### YOUR TASK
Keep the wording of each record exactly the same when you repeat it, and leave out pictures.

(Dataset listings of figures)
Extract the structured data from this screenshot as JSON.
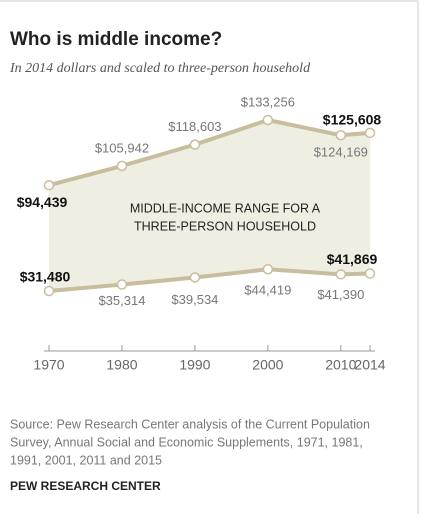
{
  "chart_data": {
    "type": "range-line",
    "title": "Who is middle income?",
    "subtitle": "In 2014 dollars and scaled to three-person household",
    "x": [
      1970,
      1980,
      1990,
      2000,
      2010,
      2014
    ],
    "xlim": [
      1970,
      2014
    ],
    "xticks": [
      1970,
      1980,
      1990,
      2000,
      2010,
      2014
    ],
    "band_color": "#efeee3",
    "series": [
      {
        "color": "#c8bd9c",
        "values": [
          94439,
          105942,
          118603,
          133256,
          124169,
          125608
        ],
        "value_labels": [
          "$94,439",
          "$105,942",
          "$118,603",
          "$133,256",
          "$124,169",
          "$125,608"
        ]
      },
      {
        "color": "#c8bd9c",
        "values": [
          31480,
          35314,
          39534,
          44419,
          41390,
          41869
        ],
        "value_labels": [
          "$31,480",
          "$35,314",
          "$39,534",
          "$44,419",
          "$41,390",
          "$41,869"
        ]
      }
    ],
    "annotation": [
      "MIDDLE-INCOME RANGE FOR A",
      "THREE-PERSON HOUSEHOLD"
    ],
    "source": [
      "Source: Pew Research Center analysis of the Current Population",
      "Survey, Annual Social and Economic Supplements, 1971, 1981,",
      "1991, 2001, 2011 and 2015"
    ],
    "credit": "PEW RESEARCH CENTER"
  }
}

### REPLY
Extract the structured data from this screenshot as JSON.
{
  "chart_data": {
    "type": "range-line",
    "title": "Who is middle income?",
    "subtitle": "In 2014 dollars and scaled to three-person household",
    "x": [
      1970,
      1980,
      1990,
      2000,
      2010,
      2014
    ],
    "xlim": [
      1970,
      2014
    ],
    "xticks": [
      1970,
      1980,
      1990,
      2000,
      2010,
      2014
    ],
    "band_color": "#efeee3",
    "series": [
      {
        "color": "#c8bd9c",
        "values": [
          94439,
          105942,
          118603,
          133256,
          124169,
          125608
        ],
        "value_labels": [
          "$94,439",
          "$105,942",
          "$118,603",
          "$133,256",
          "$124,169",
          "$125,608"
        ]
      },
      {
        "color": "#c8bd9c",
        "values": [
          31480,
          35314,
          39534,
          44419,
          41390,
          41869
        ],
        "value_labels": [
          "$31,480",
          "$35,314",
          "$39,534",
          "$44,419",
          "$41,390",
          "$41,869"
        ]
      }
    ],
    "annotation": [
      "MIDDLE-INCOME RANGE FOR A",
      "THREE-PERSON HOUSEHOLD"
    ],
    "source": [
      "Source: Pew Research Center analysis of the Current Population",
      "Survey, Annual Social and Economic Supplements, 1971, 1981,",
      "1991, 2001, 2011 and 2015"
    ],
    "credit": "PEW RESEARCH CENTER"
  }
}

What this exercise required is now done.